# Task to carry out:
Look through the data below and return each line where "volacz" appears.
[START Material for the task]
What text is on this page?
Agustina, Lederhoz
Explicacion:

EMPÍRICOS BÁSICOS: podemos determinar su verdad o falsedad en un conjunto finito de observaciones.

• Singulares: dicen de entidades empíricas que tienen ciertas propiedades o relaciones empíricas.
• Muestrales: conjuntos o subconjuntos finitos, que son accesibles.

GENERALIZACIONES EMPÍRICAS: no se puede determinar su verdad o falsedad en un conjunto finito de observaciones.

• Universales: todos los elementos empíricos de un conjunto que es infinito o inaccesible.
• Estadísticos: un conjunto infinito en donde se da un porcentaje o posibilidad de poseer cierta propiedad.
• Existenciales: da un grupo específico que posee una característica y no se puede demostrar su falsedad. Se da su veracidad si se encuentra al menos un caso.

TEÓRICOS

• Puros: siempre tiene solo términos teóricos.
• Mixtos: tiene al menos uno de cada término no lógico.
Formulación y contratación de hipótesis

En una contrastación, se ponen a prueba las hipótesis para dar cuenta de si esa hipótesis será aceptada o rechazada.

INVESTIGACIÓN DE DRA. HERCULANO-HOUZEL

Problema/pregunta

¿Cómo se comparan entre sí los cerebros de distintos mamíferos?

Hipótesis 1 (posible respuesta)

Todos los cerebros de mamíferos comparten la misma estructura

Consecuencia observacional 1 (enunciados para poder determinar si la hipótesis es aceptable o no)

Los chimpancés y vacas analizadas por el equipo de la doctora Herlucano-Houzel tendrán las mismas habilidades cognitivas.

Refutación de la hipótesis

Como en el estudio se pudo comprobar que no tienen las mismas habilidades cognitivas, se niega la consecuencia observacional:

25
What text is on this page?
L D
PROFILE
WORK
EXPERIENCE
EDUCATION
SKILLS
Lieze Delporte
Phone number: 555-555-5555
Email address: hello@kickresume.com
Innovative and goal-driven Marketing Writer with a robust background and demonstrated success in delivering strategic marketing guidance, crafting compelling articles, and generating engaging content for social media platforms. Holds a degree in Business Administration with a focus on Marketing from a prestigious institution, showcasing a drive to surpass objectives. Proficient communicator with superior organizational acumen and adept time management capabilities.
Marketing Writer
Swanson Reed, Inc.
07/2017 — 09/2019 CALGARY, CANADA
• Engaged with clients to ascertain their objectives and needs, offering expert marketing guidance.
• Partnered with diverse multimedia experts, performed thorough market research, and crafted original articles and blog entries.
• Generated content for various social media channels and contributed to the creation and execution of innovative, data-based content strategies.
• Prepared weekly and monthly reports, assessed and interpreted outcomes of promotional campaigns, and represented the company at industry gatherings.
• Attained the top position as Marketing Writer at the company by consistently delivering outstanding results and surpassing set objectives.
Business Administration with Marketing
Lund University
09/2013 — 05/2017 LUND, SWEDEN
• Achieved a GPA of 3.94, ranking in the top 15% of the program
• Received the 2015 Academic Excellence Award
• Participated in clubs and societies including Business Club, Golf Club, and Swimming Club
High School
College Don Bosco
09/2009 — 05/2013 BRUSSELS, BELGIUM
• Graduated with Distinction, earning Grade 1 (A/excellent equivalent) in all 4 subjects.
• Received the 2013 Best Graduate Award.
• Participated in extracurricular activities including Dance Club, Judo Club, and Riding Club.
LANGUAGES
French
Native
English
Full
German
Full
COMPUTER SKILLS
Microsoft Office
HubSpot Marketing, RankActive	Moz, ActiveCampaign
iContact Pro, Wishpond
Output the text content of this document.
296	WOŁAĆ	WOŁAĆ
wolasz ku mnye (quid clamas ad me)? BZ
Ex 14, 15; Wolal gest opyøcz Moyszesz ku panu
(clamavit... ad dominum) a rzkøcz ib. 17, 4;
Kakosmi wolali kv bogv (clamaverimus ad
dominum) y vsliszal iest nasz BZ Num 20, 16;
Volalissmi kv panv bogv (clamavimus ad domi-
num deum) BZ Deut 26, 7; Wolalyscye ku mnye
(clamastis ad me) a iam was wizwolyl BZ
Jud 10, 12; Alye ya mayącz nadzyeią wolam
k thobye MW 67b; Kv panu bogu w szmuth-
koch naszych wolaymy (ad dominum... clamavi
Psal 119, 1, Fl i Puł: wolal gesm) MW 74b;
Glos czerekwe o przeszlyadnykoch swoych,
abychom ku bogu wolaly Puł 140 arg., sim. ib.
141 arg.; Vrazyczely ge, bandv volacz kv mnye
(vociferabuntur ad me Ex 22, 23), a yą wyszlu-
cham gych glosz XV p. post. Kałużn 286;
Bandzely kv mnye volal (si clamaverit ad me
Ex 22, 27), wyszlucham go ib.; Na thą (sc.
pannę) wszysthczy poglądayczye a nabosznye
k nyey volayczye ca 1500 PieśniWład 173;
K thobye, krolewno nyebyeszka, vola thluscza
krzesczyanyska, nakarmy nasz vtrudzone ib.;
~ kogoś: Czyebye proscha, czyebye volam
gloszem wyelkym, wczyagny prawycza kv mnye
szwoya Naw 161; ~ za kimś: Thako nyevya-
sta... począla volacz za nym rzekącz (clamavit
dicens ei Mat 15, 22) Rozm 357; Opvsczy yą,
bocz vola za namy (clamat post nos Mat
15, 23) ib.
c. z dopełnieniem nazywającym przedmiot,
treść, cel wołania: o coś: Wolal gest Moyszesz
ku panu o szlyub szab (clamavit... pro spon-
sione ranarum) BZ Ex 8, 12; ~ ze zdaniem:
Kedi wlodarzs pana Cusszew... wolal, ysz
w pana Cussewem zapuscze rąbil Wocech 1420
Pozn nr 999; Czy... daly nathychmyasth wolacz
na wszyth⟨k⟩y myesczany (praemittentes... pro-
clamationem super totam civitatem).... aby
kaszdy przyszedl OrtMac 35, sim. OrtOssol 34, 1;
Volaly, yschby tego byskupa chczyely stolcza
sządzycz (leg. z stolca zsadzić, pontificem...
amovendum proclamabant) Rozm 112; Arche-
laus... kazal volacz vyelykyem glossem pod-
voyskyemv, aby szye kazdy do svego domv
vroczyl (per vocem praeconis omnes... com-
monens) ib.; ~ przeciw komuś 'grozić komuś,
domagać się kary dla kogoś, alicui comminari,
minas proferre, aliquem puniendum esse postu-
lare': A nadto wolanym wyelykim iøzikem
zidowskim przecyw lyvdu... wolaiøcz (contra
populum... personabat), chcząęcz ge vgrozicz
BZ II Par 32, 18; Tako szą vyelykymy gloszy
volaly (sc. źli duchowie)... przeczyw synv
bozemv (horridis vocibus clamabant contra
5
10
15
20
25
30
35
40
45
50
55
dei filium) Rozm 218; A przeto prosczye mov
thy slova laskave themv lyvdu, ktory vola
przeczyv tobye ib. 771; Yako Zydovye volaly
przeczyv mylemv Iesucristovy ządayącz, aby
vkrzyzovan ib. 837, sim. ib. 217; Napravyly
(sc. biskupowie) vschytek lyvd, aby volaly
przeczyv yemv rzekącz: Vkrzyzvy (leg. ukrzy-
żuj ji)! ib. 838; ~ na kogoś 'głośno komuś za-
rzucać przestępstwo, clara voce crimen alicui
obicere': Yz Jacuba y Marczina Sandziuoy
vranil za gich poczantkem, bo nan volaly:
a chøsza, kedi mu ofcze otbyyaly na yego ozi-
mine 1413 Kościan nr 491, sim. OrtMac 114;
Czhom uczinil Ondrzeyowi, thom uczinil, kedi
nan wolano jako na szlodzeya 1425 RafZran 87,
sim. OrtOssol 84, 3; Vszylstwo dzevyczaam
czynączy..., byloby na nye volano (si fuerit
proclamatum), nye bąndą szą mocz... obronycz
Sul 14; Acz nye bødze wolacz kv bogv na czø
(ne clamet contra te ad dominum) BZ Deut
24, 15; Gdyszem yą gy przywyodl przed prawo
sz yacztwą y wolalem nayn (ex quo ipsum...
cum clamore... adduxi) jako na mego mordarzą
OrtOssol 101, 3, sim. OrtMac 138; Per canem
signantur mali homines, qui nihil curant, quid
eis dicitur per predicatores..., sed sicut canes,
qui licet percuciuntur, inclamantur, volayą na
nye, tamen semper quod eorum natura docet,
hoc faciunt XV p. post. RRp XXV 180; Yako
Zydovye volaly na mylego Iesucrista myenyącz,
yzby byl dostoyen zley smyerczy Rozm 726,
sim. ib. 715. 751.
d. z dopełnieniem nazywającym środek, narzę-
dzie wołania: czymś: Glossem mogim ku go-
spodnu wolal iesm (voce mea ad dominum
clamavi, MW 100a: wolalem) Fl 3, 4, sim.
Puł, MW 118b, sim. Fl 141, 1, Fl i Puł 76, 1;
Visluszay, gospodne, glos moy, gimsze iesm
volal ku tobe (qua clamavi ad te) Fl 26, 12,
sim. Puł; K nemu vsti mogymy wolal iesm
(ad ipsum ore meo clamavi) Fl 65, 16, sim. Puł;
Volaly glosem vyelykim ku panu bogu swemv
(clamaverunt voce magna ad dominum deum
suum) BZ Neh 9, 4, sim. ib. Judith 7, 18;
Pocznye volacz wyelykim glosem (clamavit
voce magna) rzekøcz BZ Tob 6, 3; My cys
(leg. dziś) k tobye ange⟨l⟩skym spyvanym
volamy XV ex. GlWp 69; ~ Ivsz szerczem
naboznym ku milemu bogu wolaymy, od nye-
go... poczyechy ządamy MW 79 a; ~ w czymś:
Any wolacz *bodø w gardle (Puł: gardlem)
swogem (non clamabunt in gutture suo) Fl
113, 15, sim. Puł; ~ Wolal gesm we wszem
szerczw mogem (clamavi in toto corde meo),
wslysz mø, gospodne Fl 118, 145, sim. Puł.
[END Material for the task]
# Answer to this exercise:
141 arg.; Vrazyczely ge, bandv volacz kv mnye
sta... począla volacz za nym rzekącz (clamavit
laus... kazal volacz vyelykyem glossem pod-
Pocznye volacz wyelykim glosem (clamavit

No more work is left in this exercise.